I am extracting a character in a Javascript string with:
var first = str.charAt(0);
and I would like to check whether it is a letter. Stran
It's possible to know if the character is a letter or not by using a standard builtin function isNaN or Number.isNaN() from ES6:
isNaN('s') // true
isNaN('-') // true
isNaN('32') // false, '32' is converted to the number 32 which is not NaN
It retruns true if the given value is not a number, otherwise false.
I`m posting here because I didn't want to post a new question. Assuming there aren't any single character declarations in the code, you can eval() the character to cause an error and check the type of the character. Something like:
function testForLetter(character) {
try {
//Variable declarations can't start with digits or operators
//If no error is thrown check for dollar or underscore. Those are the only nonletter characters that are allowed as identifiers
eval("let " + character + ";");
let regExSpecial = /[^\$_]/;
return regExSpecial.test(character);
} catch (error) {
return false;
}
}
console.log(testForLetter("!")); //returns false;
console.log(testForLetter("5")); //returns false;
console.log(testForLetter("ن")); //returns true;
console.log(testForLetter("_")); //returns false;
// to check if the given string contain alphabets
function isPangram(sentence){
let lowerCased = sentence.toLowerCase();
let letters = "abcdefghijklmnopqrstuvwxyz";
// traditional for loop can also be used
for (let char of letters){
if (!lowerCased.includes(char)) return false;
}
return true;
}
I made a function to do this:
var isLetter = function (character) {
if( (character.charCodeAt() >= 65 && character.charCodeAt() <= 90) || (character.charCodeAt() >= 97 && character.charCodeAt() <= 122) ) {
return true;
}
else{
return false;
}
}
This basically verifies in the ASCII table if the code of the character refers to a Letter.

(Stored items)
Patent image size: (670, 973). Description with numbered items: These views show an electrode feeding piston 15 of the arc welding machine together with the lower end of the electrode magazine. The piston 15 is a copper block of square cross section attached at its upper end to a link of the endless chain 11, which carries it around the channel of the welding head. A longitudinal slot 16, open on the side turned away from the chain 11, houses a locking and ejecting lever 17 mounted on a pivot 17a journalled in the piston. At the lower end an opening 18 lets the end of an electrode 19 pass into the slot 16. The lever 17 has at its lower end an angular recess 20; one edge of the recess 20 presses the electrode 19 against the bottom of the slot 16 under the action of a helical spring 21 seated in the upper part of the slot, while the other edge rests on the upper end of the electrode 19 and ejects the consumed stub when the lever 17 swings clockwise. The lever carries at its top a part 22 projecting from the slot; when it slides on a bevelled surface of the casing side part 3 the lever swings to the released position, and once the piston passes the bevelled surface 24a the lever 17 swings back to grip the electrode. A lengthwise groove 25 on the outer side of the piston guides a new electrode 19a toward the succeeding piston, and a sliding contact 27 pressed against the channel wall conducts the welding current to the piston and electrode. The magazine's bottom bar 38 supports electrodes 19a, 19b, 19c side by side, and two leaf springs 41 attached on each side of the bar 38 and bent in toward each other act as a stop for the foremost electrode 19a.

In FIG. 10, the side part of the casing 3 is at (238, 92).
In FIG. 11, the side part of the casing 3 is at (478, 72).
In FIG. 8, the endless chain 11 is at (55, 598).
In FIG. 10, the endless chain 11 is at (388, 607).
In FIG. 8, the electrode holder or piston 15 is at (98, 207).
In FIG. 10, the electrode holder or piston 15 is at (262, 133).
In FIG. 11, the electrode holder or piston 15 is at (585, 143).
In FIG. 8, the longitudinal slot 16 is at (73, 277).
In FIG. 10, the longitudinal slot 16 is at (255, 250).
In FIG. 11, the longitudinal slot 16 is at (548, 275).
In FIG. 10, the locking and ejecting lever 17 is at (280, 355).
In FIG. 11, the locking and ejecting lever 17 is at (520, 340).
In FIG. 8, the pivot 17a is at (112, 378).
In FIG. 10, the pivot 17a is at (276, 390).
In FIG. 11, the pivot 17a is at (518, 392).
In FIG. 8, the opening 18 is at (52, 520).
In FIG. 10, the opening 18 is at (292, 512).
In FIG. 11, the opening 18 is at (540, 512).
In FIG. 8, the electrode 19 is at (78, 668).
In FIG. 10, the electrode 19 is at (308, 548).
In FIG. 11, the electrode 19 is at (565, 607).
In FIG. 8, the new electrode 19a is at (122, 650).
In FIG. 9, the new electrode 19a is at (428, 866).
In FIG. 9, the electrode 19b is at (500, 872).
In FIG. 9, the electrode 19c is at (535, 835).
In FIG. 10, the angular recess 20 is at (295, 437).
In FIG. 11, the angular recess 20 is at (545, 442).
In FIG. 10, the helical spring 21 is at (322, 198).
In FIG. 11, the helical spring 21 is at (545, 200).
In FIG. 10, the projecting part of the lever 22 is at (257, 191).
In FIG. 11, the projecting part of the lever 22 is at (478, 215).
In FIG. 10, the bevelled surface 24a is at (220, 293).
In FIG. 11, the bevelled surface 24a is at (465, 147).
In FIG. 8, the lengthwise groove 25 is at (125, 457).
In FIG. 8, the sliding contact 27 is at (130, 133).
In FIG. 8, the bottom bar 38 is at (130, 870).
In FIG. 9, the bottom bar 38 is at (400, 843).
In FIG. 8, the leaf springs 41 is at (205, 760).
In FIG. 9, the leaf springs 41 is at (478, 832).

Work to complete
- 1) List every character passed to testForLetter in the console.log lines of the text on checking whether a character is a letter.
- 2) Answer these questions from the text on checking whether a character is a letter:
(a) What does isNaN('32') return?
(b) Which two characters does a comment in testForLetter call the only nonletter characters allowed as identifiers?
(c) What string is assigned to the variable letters in isPangram?
The records were taken from a separate source.

Task results
- 1)
!
5
ن
_

- 2)
(a) false
(b) The dollar sign and the underscore.
(c) "abcdefghijklmnopqrstuvwxyz"